Written exercise
Set the listing down again exactly, please, apart from its pictures.

-=-=-=-=-

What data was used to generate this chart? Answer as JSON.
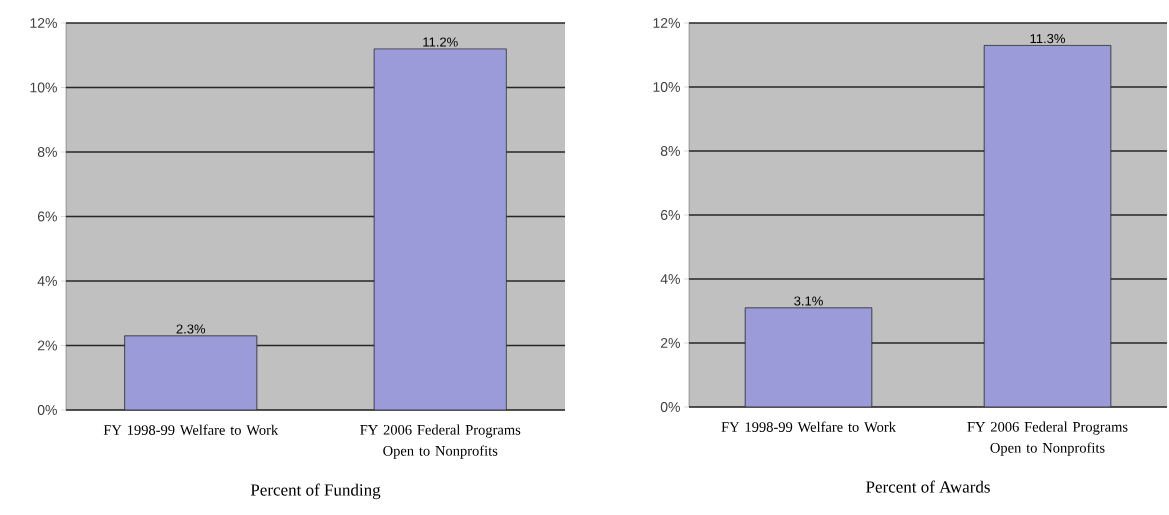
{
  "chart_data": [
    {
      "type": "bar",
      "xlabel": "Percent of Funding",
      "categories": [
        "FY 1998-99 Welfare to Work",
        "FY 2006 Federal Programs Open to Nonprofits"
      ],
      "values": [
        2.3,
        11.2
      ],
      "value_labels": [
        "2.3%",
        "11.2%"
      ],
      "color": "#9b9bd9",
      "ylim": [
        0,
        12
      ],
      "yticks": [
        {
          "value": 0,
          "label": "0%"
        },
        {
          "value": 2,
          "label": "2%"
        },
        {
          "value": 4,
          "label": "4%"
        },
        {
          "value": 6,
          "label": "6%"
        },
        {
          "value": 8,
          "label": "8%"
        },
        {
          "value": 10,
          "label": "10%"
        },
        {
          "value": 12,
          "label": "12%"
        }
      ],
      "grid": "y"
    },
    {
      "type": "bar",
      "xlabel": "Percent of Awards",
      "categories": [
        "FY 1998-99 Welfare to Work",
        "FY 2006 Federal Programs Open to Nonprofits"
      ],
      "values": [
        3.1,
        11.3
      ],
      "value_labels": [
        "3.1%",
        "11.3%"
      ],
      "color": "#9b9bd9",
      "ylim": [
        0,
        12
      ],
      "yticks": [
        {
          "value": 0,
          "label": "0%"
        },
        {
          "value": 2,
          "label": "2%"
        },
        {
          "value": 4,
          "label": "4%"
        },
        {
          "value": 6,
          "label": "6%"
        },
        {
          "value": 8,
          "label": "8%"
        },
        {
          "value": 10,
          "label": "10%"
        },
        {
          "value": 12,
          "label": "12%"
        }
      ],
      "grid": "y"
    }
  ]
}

-=-=-=-=-

Output
What data was used to generate this chart? Answer as JSON.
{
  "chart_data": [
    {
      "type": "bar",
      "xlabel": "Percent of Funding",
      "categories": [
        "FY 1998-99 Welfare to Work",
        "FY 2006 Federal Programs Open to Nonprofits"
      ],
      "values": [
        2.3,
        11.2
      ],
      "value_labels": [
        "2.3%",
        "11.2%"
      ],
      "color": "#9b9bd9",
      "ylim": [
        0,
        12
      ],
      "yticks": [
        {
          "value": 0,
          "label": "0%"
        },
        {
          "value": 2,
          "label": "2%"
        },
        {
          "value": 4,
          "label": "4%"
        },
        {
          "value": 6,
          "label": "6%"
        },
        {
          "value": 8,
          "label": "8%"
        },
        {
          "value": 10,
          "label": "10%"
        },
        {
          "value": 12,
          "label": "12%"
        }
      ],
      "grid": "y"
    },
    {
      "type": "bar",
      "xlabel": "Percent of Awards",
      "categories": [
        "FY 1998-99 Welfare to Work",
        "FY 2006 Federal Programs Open to Nonprofits"
      ],
      "values": [
        3.1,
        11.3
      ],
      "value_labels": [
        "3.1%",
        "11.3%"
      ],
      "color": "#9b9bd9",
      "ylim": [
        0,
        12
      ],
      "yticks": [
        {
          "value": 0,
          "label": "0%"
        },
        {
          "value": 2,
          "label": "2%"
        },
        {
          "value": 4,
          "label": "4%"
        },
        {
          "value": 6,
          "label": "6%"
        },
        {
          "value": 8,
          "label": "8%"
        },
        {
          "value": 10,
          "label": "10%"
        },
        {
          "value": 12,
          "label": "12%"
        }
      ],
      "grid": "y"
    }
  ]
}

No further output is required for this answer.